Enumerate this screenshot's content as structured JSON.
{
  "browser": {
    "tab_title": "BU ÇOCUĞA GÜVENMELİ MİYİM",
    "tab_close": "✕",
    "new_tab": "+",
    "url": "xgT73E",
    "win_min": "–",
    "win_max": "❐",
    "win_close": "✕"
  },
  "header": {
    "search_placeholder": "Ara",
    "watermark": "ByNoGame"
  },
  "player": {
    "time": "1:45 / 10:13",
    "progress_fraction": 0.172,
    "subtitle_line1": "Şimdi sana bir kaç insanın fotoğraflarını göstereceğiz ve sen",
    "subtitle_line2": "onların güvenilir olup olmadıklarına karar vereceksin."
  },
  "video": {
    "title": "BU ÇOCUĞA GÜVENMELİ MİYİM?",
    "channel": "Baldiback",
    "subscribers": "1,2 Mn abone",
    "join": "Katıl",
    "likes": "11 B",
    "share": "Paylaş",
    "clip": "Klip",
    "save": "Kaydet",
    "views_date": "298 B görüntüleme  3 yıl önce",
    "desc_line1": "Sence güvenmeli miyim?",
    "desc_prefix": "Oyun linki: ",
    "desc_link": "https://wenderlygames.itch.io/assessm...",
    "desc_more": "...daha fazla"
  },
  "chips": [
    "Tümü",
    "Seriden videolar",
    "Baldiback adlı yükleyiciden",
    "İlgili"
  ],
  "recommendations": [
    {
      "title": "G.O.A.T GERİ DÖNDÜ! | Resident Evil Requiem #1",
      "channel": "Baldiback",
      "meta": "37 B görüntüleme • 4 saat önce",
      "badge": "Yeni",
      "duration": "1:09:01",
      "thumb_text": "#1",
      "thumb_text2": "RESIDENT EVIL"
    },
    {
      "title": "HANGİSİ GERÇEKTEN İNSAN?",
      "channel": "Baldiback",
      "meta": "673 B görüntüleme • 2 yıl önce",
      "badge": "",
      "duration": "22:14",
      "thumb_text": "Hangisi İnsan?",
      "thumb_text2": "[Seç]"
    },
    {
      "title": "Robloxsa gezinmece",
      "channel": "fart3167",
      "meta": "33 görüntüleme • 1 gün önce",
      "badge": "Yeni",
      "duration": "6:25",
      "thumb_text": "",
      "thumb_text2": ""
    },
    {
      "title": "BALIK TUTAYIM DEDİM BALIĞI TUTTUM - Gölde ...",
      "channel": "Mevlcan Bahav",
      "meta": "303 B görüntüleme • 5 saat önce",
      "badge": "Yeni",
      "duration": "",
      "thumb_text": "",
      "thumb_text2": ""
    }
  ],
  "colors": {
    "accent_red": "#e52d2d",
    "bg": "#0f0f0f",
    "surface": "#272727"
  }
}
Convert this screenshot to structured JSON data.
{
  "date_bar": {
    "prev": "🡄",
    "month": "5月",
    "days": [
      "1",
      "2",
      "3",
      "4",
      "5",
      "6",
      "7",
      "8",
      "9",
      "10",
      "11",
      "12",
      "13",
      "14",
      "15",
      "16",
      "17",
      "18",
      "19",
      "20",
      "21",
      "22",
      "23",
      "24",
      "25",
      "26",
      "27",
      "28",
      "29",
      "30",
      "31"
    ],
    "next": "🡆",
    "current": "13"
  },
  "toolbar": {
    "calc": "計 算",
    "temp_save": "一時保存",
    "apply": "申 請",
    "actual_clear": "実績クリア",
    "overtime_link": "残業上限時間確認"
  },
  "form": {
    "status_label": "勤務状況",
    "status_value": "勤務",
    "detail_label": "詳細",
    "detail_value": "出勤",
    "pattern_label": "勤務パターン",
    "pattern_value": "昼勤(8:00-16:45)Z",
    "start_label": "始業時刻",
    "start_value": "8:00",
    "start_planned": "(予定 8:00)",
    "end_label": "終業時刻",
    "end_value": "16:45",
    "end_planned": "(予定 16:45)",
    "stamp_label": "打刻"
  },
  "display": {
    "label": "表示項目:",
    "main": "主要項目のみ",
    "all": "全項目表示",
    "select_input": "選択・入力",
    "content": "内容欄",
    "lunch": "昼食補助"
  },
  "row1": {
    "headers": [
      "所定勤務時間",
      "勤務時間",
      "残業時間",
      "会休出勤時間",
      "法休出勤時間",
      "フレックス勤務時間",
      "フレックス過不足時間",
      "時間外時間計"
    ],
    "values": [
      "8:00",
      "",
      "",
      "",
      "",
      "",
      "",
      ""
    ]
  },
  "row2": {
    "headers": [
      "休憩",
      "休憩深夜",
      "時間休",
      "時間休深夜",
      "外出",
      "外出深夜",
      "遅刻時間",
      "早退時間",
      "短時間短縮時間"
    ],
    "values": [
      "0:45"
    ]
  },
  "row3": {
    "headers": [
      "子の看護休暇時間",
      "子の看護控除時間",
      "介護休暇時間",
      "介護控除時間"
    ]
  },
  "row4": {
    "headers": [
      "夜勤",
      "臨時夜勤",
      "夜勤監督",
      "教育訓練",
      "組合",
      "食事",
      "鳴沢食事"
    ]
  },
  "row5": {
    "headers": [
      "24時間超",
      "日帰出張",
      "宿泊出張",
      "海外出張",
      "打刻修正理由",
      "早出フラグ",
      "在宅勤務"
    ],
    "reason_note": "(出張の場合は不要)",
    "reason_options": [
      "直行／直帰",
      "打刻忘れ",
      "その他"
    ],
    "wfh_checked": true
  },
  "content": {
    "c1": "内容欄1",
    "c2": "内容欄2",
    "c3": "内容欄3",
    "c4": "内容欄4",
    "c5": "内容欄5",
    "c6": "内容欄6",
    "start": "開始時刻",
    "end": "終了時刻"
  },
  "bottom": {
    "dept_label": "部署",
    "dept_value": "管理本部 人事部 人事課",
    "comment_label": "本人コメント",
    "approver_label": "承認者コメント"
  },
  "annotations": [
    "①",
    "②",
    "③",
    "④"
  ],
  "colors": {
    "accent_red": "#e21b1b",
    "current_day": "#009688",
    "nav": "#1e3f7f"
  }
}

* **WHAT IS ASKED**
Show the lines of the records that contain the word "JSON".

* **RESPONSE TO THIS TASK**
Enumerate this screenshot's content as structured JSON.
Convert this screenshot to structured JSON data.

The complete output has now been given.